## Objective
Pictures stay out of your copy, but everything else in the records below must be repeated exactly.

## Given records

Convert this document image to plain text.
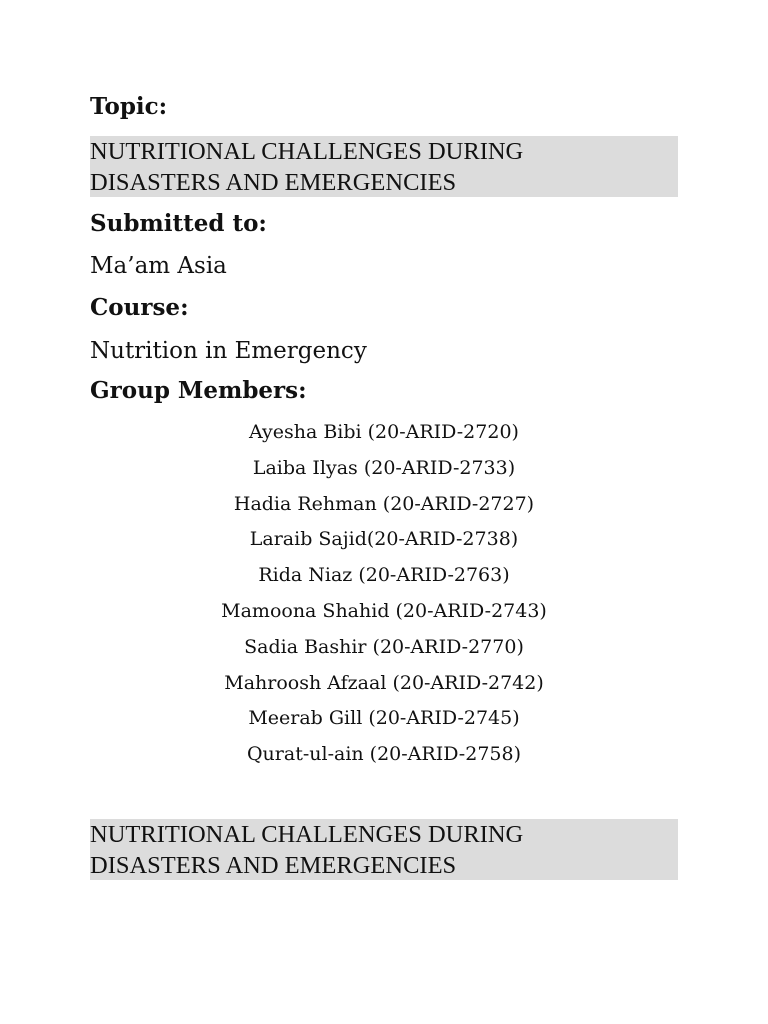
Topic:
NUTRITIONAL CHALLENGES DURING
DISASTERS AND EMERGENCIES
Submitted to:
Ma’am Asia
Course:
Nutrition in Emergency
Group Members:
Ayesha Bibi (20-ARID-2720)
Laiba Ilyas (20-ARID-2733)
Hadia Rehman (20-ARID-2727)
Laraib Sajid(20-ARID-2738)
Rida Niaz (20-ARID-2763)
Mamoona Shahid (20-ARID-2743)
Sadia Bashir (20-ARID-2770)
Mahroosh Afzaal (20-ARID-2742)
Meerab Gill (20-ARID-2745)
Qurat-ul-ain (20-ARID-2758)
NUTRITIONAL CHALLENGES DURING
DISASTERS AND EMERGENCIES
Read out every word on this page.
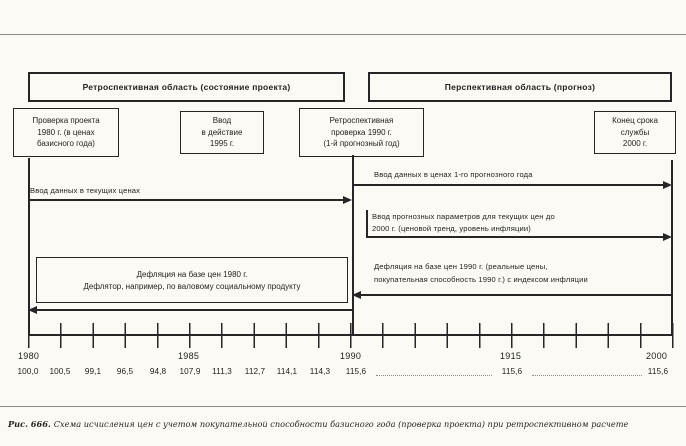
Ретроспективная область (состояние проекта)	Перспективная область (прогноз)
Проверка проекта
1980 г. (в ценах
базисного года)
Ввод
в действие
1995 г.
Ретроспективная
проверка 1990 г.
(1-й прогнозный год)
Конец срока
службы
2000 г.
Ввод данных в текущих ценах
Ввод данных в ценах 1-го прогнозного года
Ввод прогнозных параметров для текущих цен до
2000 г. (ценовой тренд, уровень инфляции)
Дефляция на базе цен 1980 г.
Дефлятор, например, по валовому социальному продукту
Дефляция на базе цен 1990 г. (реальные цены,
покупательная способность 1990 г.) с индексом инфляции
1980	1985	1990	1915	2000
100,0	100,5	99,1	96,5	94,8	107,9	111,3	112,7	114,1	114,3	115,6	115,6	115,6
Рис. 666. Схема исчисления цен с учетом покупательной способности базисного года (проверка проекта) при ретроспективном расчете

## Exercise output
Convert this document image to plain text.
Topic:
NUTRITIONAL CHALLENGES DURING
DISASTERS AND EMERGENCIES
Submitted to:
Ma’am Asia
Course:
Nutrition in Emergency
Group Members:
Ayesha Bibi (20-ARID-2720)
Laiba Ilyas (20-ARID-2733)
Hadia Rehman (20-ARID-2727)
Laraib Sajid(20-ARID-2738)
Rida Niaz (20-ARID-2763)
Mamoona Shahid (20-ARID-2743)
Sadia Bashir (20-ARID-2770)
Mahroosh Afzaal (20-ARID-2742)
Meerab Gill (20-ARID-2745)
Qurat-ul-ain (20-ARID-2758)
NUTRITIONAL CHALLENGES DURING
DISASTERS AND EMERGENCIES
Read out every word on this page.
Ретроспективная область (состояние проекта)	Перспективная область (прогноз)
Проверка проекта
1980 г. (в ценах
базисного года)
Ввод
в действие
1995 г.
Ретроспективная
проверка 1990 г.
(1-й прогнозный год)
Конец срока
службы
2000 г.
Ввод данных в текущих ценах
Ввод данных в ценах 1-го прогнозного года
Ввод прогнозных параметров для текущих цен до
2000 г. (ценовой тренд, уровень инфляции)
Дефляция на базе цен 1980 г.
Дефлятор, например, по валовому социальному продукту
Дефляция на базе цен 1990 г. (реальные цены,
покупательная способность 1990 г.) с индексом инфляции
1980	1985	1990	1915	2000
100,0	100,5	99,1	96,5	94,8	107,9	111,3	112,7	114,1	114,3	115,6	115,6	115,6
Рис. 666. Схема исчисления цен с учетом покупательной способности базисного года (проверка проекта) при ретроспективном расчете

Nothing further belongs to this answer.